**Set exercise:** Copy each line of the entries beneath that contains the word "this".

**Record extracts:**
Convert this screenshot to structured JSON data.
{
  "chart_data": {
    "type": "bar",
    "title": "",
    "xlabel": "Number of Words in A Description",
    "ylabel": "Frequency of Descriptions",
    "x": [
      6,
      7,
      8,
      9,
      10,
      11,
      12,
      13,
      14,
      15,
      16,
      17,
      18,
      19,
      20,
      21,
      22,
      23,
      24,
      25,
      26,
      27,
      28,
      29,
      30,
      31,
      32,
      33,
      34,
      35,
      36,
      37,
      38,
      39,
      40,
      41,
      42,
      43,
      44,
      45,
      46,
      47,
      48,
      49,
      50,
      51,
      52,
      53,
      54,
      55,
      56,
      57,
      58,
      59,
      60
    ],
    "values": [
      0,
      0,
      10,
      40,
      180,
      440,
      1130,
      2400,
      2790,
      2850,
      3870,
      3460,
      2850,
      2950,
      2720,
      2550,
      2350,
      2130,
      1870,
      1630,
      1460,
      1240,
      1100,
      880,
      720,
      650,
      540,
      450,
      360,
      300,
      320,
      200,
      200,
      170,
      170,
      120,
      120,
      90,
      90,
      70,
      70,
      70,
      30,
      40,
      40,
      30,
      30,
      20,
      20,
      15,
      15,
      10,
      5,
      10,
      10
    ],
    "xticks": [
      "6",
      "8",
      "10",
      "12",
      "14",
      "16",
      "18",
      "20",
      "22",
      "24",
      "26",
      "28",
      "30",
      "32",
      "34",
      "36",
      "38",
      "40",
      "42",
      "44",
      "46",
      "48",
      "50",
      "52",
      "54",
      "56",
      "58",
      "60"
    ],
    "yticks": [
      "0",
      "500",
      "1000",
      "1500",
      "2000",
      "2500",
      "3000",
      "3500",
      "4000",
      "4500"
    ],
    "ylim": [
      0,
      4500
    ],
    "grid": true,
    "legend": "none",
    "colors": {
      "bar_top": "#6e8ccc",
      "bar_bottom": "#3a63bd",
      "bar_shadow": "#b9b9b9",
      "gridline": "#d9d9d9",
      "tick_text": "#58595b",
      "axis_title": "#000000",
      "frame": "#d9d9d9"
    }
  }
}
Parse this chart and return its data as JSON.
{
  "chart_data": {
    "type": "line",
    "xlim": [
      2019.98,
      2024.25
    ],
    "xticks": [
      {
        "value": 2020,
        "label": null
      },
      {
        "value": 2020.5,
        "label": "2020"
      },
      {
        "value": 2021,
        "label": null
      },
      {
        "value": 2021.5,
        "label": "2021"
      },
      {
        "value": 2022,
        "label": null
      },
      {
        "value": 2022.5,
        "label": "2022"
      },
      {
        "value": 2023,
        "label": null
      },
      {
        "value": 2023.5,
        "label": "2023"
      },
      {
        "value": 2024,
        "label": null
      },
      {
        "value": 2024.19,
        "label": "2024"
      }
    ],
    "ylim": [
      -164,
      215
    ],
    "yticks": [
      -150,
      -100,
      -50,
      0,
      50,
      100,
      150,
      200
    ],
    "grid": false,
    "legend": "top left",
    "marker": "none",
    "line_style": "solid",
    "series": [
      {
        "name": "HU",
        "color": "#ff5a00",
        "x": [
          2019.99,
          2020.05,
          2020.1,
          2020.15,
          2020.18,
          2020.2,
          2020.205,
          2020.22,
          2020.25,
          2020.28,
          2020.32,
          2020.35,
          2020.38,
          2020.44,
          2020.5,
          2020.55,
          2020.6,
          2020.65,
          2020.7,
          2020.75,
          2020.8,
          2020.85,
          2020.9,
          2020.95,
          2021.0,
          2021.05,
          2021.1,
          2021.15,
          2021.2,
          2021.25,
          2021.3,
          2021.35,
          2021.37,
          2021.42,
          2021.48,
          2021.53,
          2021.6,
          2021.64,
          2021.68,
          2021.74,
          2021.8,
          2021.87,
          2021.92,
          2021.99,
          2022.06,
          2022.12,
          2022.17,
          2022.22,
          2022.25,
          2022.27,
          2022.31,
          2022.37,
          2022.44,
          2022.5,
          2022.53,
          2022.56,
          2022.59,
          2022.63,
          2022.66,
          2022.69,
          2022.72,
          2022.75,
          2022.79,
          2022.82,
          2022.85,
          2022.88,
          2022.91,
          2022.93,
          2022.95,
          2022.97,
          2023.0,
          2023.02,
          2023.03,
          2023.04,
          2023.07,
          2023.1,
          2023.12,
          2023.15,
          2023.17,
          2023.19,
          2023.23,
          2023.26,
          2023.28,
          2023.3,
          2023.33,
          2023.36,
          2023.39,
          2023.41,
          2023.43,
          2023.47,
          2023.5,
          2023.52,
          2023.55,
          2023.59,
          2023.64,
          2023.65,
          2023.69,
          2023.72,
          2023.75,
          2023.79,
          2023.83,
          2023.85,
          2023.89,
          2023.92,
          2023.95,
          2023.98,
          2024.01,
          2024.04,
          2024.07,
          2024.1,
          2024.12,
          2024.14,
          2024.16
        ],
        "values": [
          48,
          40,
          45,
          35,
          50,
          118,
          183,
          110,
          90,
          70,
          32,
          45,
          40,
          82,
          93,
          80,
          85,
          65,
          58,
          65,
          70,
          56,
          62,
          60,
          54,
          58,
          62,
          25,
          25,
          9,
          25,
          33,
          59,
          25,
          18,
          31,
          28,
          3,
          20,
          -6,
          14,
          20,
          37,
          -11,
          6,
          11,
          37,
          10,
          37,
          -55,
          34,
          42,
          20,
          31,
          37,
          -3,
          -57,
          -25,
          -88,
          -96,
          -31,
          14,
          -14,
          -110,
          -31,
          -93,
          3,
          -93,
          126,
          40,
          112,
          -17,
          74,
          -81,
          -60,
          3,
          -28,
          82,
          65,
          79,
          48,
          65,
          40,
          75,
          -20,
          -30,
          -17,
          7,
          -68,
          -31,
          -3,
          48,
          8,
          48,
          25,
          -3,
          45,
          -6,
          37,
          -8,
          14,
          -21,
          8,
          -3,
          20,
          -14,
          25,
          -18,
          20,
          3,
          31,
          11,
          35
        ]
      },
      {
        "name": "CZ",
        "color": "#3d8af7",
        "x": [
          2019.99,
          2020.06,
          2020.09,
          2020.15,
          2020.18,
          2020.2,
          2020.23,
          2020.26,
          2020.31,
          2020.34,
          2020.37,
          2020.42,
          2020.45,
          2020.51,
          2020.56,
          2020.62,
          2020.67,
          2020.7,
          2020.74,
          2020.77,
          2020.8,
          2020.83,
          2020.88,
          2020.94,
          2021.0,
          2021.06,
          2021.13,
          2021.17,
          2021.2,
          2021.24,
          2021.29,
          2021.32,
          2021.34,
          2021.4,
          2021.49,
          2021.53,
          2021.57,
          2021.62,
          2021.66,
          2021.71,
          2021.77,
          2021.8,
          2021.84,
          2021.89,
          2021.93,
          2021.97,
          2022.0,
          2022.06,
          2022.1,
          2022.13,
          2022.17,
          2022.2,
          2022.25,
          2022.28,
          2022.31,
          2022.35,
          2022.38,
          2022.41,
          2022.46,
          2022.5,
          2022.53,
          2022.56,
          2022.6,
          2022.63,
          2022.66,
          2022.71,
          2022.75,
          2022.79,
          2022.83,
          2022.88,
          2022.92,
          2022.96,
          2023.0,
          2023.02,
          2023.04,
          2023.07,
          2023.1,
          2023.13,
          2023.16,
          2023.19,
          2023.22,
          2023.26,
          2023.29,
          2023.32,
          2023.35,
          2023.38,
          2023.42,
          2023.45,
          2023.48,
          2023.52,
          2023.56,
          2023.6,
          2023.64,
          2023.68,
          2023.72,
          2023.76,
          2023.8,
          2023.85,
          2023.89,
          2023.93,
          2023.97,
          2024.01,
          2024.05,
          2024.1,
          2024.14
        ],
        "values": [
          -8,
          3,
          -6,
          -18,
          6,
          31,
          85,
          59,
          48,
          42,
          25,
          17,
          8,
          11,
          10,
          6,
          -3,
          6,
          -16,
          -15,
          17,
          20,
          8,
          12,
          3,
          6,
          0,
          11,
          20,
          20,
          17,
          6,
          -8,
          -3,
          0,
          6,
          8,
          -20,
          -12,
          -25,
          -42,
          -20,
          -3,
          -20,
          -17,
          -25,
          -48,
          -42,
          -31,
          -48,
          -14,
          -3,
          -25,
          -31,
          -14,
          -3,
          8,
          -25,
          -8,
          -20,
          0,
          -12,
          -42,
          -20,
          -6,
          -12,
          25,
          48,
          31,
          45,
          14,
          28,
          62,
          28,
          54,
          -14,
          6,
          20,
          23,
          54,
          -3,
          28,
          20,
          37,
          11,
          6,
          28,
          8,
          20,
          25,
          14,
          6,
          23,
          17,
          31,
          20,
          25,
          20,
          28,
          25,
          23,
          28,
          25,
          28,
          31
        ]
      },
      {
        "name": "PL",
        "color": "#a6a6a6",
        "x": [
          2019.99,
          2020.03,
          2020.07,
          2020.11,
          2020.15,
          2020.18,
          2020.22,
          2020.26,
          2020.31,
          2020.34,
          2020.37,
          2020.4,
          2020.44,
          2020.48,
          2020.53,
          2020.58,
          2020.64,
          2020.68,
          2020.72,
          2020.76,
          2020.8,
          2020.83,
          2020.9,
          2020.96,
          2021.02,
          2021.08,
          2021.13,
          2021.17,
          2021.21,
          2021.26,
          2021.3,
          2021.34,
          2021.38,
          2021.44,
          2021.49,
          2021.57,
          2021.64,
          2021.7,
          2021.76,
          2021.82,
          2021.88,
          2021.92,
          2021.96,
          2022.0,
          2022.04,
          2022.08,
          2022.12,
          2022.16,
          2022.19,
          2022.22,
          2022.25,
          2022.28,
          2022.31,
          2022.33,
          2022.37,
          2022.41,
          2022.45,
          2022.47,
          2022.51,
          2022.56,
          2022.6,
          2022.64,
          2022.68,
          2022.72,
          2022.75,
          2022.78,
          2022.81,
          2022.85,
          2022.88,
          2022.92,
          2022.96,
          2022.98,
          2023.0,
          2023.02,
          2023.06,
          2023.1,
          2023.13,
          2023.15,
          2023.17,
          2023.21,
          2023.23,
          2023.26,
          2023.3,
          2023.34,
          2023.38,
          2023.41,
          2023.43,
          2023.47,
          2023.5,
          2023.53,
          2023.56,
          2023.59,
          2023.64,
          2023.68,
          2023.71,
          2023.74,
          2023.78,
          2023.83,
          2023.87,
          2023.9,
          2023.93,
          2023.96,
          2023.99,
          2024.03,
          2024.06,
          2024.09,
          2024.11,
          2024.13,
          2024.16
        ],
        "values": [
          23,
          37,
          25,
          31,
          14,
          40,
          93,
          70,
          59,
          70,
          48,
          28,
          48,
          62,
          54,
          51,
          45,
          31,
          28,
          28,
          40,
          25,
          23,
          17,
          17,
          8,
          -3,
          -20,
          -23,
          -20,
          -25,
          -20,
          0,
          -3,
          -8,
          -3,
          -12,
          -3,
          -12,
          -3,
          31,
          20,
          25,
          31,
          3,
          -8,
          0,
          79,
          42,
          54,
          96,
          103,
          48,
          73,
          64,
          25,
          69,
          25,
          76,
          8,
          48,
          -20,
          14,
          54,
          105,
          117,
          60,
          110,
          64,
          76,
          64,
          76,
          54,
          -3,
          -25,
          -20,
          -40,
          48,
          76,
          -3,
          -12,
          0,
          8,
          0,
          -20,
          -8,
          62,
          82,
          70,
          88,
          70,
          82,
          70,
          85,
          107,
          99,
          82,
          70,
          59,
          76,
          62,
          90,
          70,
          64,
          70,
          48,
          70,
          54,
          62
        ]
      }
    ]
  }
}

**Output:**
Convert this screenshot to structured JSON data.
Parse this chart and return its data as JSON.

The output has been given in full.